**Exercise instructions**
Your task is to repeat all of the data exactly while excluding the pictures.
# # # # #
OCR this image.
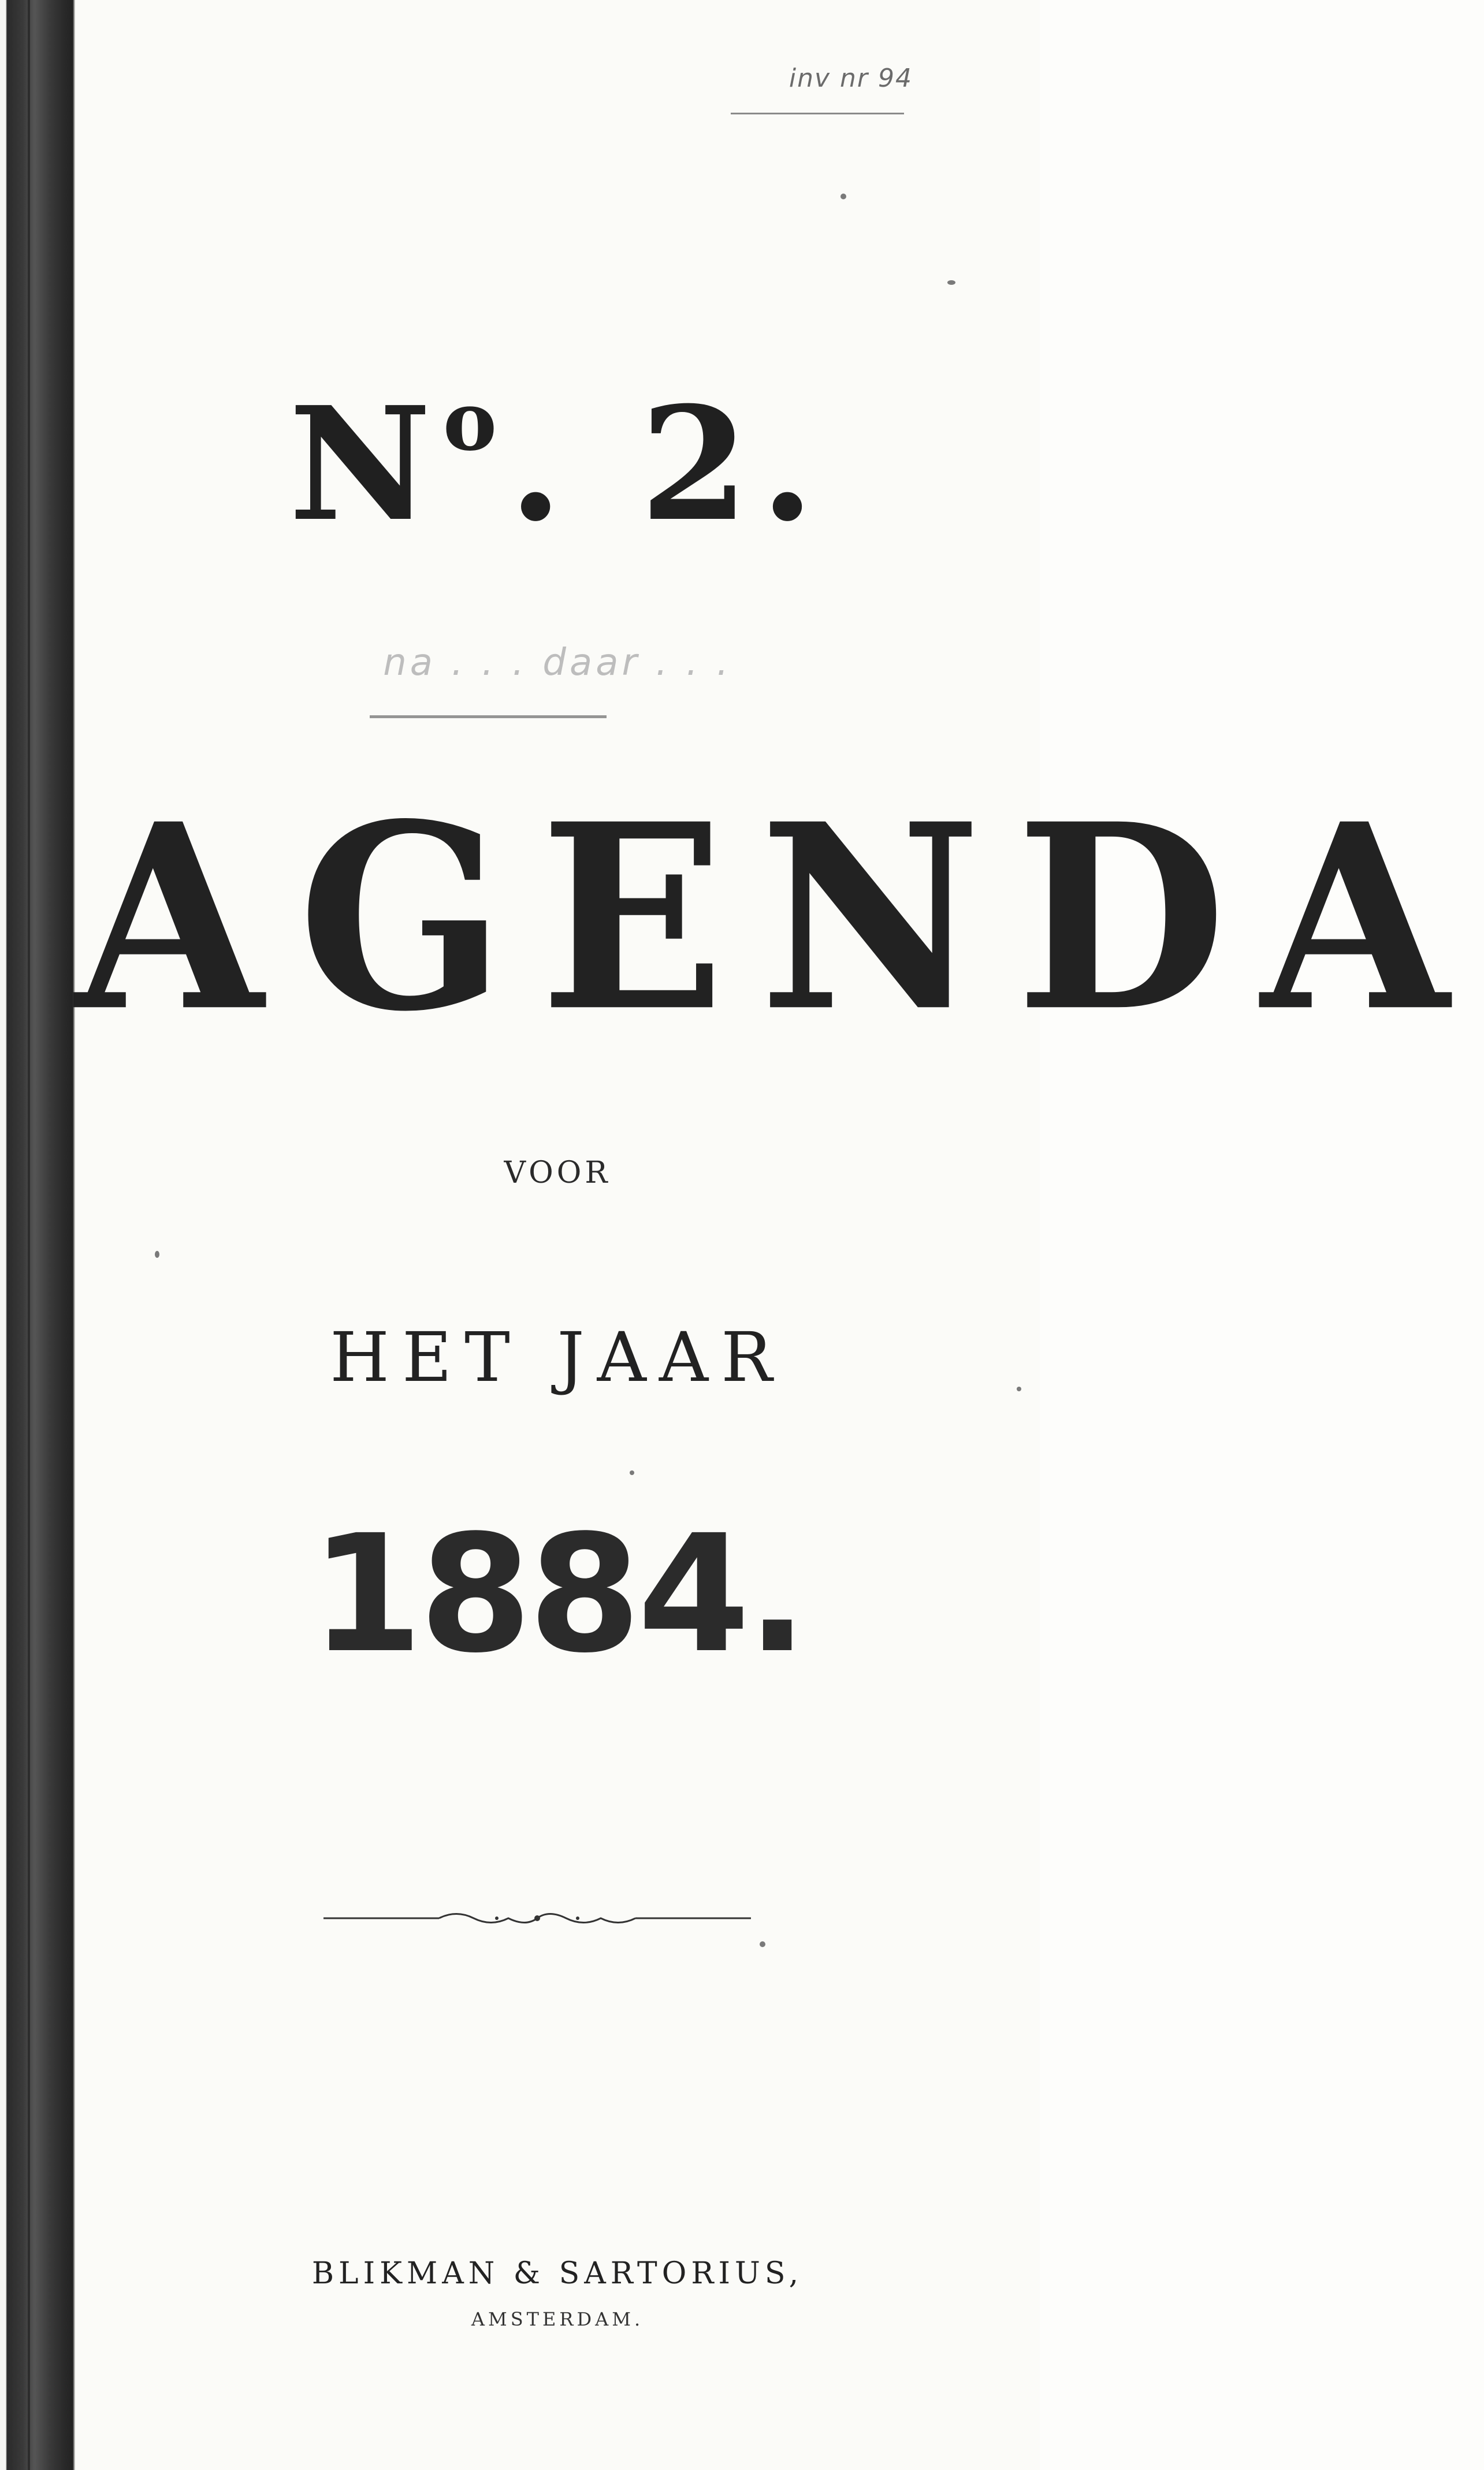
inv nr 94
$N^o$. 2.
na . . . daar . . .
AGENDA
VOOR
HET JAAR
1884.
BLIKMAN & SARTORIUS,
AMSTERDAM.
# # # # #
**Solution to the problem**
OCR this image.
inv nr 94
$N^o$. 2.
na . . . daar . . .
AGENDA
VOOR
HET JAAR
1884.
BLIKMAN & SARTORIUS,
AMSTERDAM.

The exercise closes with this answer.